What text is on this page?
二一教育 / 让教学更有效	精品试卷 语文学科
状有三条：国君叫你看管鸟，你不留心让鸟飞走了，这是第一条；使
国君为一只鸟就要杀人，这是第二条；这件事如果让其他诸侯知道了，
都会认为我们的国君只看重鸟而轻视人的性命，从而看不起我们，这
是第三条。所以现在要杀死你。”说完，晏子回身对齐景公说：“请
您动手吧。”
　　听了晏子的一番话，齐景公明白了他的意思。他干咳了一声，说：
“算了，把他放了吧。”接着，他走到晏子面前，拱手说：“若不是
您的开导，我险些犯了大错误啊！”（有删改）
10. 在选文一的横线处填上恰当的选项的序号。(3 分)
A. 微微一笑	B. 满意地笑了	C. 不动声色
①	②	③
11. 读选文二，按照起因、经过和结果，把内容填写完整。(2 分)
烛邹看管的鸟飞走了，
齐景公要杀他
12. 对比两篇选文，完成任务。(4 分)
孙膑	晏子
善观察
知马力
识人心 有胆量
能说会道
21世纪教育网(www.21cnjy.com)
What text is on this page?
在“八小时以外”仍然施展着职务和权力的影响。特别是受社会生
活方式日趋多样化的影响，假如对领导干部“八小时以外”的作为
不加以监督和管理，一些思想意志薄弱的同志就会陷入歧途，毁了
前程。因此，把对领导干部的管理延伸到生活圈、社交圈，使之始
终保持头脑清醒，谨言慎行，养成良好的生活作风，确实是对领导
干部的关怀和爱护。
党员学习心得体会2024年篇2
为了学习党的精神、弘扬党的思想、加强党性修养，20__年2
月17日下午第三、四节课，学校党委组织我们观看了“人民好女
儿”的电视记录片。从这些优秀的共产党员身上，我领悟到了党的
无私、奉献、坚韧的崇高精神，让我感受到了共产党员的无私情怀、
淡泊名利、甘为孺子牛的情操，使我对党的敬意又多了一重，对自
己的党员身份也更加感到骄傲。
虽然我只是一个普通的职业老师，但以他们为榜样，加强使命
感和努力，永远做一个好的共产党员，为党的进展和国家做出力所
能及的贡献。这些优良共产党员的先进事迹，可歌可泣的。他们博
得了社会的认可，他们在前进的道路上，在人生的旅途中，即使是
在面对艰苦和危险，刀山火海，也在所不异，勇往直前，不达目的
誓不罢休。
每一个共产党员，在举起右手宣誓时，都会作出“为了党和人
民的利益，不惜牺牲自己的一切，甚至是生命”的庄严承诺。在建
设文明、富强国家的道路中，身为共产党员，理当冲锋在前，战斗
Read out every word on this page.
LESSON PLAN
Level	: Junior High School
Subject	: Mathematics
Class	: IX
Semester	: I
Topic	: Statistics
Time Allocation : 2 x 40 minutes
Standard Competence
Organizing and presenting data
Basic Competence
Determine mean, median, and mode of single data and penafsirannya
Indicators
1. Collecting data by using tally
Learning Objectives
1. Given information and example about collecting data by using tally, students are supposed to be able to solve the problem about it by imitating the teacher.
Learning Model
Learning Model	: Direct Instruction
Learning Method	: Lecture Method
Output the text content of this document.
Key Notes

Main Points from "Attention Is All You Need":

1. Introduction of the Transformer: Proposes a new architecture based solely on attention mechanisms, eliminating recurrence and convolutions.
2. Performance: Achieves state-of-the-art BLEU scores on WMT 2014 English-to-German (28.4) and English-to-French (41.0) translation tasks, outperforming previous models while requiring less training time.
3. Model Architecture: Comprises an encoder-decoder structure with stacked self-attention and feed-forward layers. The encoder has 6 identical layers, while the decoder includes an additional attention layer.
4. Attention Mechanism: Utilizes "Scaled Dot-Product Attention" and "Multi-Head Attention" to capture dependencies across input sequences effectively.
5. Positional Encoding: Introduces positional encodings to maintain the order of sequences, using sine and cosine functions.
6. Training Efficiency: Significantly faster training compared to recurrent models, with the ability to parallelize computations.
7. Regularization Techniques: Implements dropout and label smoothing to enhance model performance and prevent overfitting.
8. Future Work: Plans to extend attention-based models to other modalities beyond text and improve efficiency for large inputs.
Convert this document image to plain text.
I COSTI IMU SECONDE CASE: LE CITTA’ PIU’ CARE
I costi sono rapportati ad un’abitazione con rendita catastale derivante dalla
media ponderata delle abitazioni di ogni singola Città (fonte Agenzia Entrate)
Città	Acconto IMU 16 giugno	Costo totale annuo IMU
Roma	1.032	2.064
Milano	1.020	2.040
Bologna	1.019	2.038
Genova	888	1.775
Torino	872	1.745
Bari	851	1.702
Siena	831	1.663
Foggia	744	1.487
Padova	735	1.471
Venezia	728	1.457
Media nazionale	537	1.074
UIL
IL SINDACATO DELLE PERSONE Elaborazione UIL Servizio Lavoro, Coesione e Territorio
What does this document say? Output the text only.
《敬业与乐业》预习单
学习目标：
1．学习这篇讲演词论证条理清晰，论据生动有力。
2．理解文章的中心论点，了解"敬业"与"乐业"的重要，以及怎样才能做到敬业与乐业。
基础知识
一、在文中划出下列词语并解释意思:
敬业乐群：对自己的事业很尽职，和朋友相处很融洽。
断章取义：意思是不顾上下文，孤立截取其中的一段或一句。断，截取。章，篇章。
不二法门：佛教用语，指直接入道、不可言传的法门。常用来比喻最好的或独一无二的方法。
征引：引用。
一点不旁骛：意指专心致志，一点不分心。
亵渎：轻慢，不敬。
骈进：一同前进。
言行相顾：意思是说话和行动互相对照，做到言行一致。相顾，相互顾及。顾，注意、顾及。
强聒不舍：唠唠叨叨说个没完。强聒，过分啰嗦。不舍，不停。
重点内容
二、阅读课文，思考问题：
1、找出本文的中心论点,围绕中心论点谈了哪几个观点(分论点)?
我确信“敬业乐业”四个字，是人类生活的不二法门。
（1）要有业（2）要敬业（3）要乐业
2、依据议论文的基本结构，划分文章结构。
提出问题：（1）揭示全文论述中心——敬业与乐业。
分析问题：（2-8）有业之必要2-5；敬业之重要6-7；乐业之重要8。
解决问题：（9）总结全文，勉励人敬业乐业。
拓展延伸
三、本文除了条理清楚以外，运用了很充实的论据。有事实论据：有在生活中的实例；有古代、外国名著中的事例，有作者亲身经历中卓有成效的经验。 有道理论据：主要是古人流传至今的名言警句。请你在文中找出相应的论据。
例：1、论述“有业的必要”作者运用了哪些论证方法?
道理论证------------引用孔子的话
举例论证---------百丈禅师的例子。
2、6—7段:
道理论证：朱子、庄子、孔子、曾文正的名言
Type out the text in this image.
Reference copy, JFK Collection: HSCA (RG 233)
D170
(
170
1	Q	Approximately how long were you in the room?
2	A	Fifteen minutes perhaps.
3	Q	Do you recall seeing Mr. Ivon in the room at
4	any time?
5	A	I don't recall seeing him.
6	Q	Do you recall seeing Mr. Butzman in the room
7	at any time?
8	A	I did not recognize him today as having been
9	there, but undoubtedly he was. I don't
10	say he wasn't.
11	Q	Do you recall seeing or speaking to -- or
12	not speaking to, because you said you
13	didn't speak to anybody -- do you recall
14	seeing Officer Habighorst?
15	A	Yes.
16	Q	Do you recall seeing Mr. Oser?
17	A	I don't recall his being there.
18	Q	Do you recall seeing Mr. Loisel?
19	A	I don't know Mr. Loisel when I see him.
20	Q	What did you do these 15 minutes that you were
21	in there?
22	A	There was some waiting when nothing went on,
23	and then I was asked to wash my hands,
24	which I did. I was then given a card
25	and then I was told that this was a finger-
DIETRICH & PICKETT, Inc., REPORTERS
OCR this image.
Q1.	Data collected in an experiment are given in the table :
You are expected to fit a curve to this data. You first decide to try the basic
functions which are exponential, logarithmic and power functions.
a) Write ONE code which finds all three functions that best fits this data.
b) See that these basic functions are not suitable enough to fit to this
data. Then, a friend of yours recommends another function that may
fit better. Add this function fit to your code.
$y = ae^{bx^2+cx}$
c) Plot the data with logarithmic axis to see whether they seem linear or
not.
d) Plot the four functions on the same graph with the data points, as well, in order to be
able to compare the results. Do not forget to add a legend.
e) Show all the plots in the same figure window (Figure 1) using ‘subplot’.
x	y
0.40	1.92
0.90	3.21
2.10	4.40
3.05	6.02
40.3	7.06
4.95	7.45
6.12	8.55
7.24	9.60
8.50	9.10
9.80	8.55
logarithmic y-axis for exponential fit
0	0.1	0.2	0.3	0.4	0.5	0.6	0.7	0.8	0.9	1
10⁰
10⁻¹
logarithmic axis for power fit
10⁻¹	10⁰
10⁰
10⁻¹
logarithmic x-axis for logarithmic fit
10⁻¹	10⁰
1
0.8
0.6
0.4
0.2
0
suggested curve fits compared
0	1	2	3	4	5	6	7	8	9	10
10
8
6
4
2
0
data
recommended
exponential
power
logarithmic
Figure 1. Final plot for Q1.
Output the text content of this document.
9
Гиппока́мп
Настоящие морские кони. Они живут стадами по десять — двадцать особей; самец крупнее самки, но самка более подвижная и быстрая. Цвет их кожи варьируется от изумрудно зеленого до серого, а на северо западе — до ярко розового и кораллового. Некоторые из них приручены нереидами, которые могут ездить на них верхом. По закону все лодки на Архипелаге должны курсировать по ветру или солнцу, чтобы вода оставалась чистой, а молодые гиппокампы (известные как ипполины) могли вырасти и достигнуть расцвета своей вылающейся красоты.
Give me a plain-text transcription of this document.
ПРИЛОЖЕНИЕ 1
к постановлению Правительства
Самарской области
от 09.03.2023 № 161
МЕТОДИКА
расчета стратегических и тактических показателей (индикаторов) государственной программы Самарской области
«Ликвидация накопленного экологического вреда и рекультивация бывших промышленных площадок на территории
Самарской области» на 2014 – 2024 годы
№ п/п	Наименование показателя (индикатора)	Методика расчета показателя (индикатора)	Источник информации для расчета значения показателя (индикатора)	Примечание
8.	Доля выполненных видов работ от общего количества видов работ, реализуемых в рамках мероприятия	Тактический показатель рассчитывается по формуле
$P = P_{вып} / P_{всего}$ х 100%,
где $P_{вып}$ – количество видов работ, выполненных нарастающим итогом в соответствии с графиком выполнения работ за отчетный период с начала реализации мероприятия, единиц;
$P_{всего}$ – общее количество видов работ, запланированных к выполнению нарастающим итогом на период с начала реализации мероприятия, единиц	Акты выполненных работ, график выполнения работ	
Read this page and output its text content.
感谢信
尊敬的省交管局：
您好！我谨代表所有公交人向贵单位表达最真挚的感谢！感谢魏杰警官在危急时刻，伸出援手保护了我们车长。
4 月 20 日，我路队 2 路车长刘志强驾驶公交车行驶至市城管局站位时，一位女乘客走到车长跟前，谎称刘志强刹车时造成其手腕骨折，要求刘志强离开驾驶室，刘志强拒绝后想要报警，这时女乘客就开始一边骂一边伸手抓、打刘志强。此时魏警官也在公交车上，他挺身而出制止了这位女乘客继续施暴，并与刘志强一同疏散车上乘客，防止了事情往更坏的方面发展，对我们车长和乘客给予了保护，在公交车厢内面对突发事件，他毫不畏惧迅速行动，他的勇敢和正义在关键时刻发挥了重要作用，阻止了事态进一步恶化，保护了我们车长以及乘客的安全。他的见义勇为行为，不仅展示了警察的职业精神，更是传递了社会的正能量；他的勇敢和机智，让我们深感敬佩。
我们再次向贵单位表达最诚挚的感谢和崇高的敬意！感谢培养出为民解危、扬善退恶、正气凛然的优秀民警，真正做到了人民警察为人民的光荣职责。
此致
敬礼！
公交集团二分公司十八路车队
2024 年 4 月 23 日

::::::::::

SET EXERCISE:
Across all the entries, count the lines that contain the word "same" and give the number by itself.

REPLY TO THE EXERCISE:
2